[Records from a data source]
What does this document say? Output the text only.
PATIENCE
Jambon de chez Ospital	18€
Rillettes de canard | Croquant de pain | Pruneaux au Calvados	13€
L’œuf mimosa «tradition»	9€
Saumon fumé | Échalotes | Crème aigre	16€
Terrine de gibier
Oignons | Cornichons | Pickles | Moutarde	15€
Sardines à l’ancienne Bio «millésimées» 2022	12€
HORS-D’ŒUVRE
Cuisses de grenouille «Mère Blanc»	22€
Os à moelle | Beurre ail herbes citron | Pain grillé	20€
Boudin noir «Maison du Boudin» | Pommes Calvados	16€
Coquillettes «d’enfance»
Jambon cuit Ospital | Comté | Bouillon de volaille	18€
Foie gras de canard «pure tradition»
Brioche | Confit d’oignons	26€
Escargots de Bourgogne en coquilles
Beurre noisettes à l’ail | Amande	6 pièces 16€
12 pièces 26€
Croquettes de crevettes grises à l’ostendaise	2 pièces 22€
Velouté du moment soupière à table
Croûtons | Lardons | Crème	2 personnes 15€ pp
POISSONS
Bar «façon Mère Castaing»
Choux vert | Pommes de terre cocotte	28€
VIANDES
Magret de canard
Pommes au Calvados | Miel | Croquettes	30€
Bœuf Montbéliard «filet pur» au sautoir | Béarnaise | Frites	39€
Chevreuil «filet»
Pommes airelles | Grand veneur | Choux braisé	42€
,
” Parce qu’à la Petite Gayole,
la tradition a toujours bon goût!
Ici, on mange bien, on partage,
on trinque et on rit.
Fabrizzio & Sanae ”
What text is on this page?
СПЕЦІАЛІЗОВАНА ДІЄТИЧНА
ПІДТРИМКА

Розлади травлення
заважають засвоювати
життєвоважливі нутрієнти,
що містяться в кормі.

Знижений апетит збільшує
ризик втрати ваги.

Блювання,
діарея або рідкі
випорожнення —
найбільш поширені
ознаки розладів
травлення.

_To do_.
Retype the entries one by one, exactly.

_Solved exercise_.
What does this document say? Output the text only.
PATIENCE
Jambon de chez Ospital	18€
Rillettes de canard | Croquant de pain | Pruneaux au Calvados	13€
L’œuf mimosa «tradition»	9€
Saumon fumé | Échalotes | Crème aigre	16€
Terrine de gibier
Oignons | Cornichons | Pickles | Moutarde	15€
Sardines à l’ancienne Bio «millésimées» 2022	12€
HORS-D’ŒUVRE
Cuisses de grenouille «Mère Blanc»	22€
Os à moelle | Beurre ail herbes citron | Pain grillé	20€
Boudin noir «Maison du Boudin» | Pommes Calvados	16€
Coquillettes «d’enfance»
Jambon cuit Ospital | Comté | Bouillon de volaille	18€
Foie gras de canard «pure tradition»
Brioche | Confit d’oignons	26€
Escargots de Bourgogne en coquilles
Beurre noisettes à l’ail | Amande	6 pièces 16€
12 pièces 26€
Croquettes de crevettes grises à l’ostendaise	2 pièces 22€
Velouté du moment soupière à table
Croûtons | Lardons | Crème	2 personnes 15€ pp
POISSONS
Bar «façon Mère Castaing»
Choux vert | Pommes de terre cocotte	28€
VIANDES
Magret de canard
Pommes au Calvados | Miel | Croquettes	30€
Bœuf Montbéliard «filet pur» au sautoir | Béarnaise | Frites	39€
Chevreuil «filet»
Pommes airelles | Grand veneur | Choux braisé	42€
,
” Parce qu’à la Petite Gayole,
la tradition a toujours bon goût!
Ici, on mange bien, on partage,
on trinque et on rit.
Fabrizzio & Sanae ”
What text is on this page?
СПЕЦІАЛІЗОВАНА ДІЄТИЧНА
ПІДТРИМКА

Розлади травлення
заважають засвоювати
життєвоважливі нутрієнти,
що містяться в кормі.

Знижений апетит збільшує
ризик втрати ваги.

Блювання,
діарея або рідкі
випорожнення —
найбільш поширені
ознаки розладів
травлення.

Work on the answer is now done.